PROBLÈME POSÉ 1:
Dans le texte sur Madame Hanska et Balzac, relevez toutes les villes où Honoré et Évelyne se sont rencontrés ou revus.
PROBLÈME POSÉ 2:
Poursuivez le texte sur Madame Hanska et la fin de Balzac à partir de sa dernière phrase.

Madame Hanska et la fin de Balzac


Durant les années que Balzac passe rue Raynouard, un personnage de la « vraie vie » va peu à peu prendre plus de place que les personnages de la Comédie humaine qui partagent pourtant son existence jour et nuit : son amante qui deviendra sa femme, la polonaise, vivant en Ukraine, Évelyne Hanska.

La correspondance qu’il entretient avec Madame Hanska depuis 1832 est une source précieuse pour mieux connaître l'écrivain. Cette passion se serait peut-être éteinte si M. Hanski n’était décédé fin 1841. Honoré et Évelyne s'étaient rencontrés en 1833 et 1834 à Neufchâtel et à Genève, puis en 1835 à Vienne, mais Évelyne s'était lassée des manquements de Balzac à sa promesse de ne pas fréquenter d'autres femmes. Après plusieurs mois de résistance, elle accepta toutefois de le revoir à Saint-Pétersbourg, en 1843. 

Dans son bureau, Balzac conserve un portrait d'Évelyne et une reproduction de Verkhovnia, la propriété des Hanski. Lorsqu'il compose La Comédie Humaine, c'est en les contemplant, comme en témoigne sa lettre du 10 avril 1842 à Évelyne : « Faut-il donc vous répéter que depuis que j'ai eu votre cher portrait, je n'ai eu que lui sous les yeux en travaillant, et jamais personne n'est entré dans l'endroit où je travaille, à moins que la divine image ne fut retirée, et que depuis que j'ai vu Verkhovnia, mes yeux ont constamment embrassé ce paysage et vous ; en sorte que je n'ai pas ravaudé de phrase, cherché d'idée, ou trouvé de sujet, que ce ne soit dans vos yeux ou dans l'étang de Verkhovnia. À Passy, mon cabinet est tout tendu de velours rouge avec des cordons en soie noire, et vous ressortez sur ce fond riche, dans un cadre d'or sculpté comme une étoile que vous êtes.  »

La présence de Mme Hanska hante ainsi les murs de la maison de la rue Raynouard... et parfois de façon très concrète, comme le lui écrit Balzac le 28 janvier 1844 : « Vous avez fait le premier jour une seconde toilette, la robe était violette ! Vous ne savez pas, et je ne vous l'ai jamais dit ni écrit ; mais depuis ce jour, mon petit salon a été violet, j'ai aimé le violet, et il m'en reste une perse violette, une table couverte d'un drap violet et des torsades violettes qui sont des reliques pour moi ! »

DONNÉES FOURNIES:
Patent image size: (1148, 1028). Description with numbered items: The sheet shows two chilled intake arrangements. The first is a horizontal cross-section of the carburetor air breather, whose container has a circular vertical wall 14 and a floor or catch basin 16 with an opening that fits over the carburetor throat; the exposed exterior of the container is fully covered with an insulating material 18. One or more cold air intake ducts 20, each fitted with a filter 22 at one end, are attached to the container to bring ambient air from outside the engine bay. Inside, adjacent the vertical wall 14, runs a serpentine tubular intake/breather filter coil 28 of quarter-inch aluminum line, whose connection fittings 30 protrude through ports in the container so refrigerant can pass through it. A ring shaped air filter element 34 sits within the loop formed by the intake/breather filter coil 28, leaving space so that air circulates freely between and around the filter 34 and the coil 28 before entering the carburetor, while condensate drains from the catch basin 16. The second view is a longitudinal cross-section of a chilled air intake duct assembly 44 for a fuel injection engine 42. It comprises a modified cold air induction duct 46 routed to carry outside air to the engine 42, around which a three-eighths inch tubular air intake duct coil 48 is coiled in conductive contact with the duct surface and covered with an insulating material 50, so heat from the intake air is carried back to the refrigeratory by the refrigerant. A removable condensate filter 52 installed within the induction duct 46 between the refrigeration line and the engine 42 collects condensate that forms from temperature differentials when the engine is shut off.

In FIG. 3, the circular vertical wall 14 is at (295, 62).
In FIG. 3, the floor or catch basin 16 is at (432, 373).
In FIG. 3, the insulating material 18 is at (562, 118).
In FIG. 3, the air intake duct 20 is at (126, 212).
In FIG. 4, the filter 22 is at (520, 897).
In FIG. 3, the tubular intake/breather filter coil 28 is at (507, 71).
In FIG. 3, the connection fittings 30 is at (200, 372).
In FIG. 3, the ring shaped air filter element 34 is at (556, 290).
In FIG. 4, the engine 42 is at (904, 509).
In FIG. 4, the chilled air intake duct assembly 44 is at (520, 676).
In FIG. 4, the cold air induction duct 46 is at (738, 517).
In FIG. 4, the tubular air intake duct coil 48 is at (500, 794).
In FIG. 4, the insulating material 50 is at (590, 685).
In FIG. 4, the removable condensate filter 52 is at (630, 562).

RÉPONSE ATTENDUE 1:
Neufchâtel, Genève, Vienne, Saint-Pétersbourg

RÉPONSE ATTENDUE 2:
Ils se retrouvent au printemps 1845 à Dresde et voyagent en France, aux Pays-bas, en Belgique, en Italie... En 1846, elle fait une fausse couche et perd la fille qu'elle attendait d'Honoré. Elle plonge dans le chagrin. La perspective du mariage qu'il espère tant s'éloigne et cela lui mine le moral et l'inspiration. Lorsqu'Évelyne accepte de venir à Paris début 1847 (elle sera logée rue Neuve-de-Berry), le bonheur revient à Balzac et il se met à écrire vingt à trente feuillets par jour, achevant La dernière incarnation de Vautrin et Le Cousin Pons.
Ils visitent la grande maison du 14 rue Fortunée (aujourd'hui rue Balzac) que l'écrivain a achetée en 1846 et dans laquelle il emménage au printemps 1847. Son grand rêve va enfin pouvoir se réaliser : habiter chez lui, avec la femme aimée (le 14 juillet 1846, il lui écrivait encore en parlant de la maison de la rue Raynouard : « L'espace me manque, j'étouffe ici. Le mobilier, qui est beau, se gâte et se perd.  »)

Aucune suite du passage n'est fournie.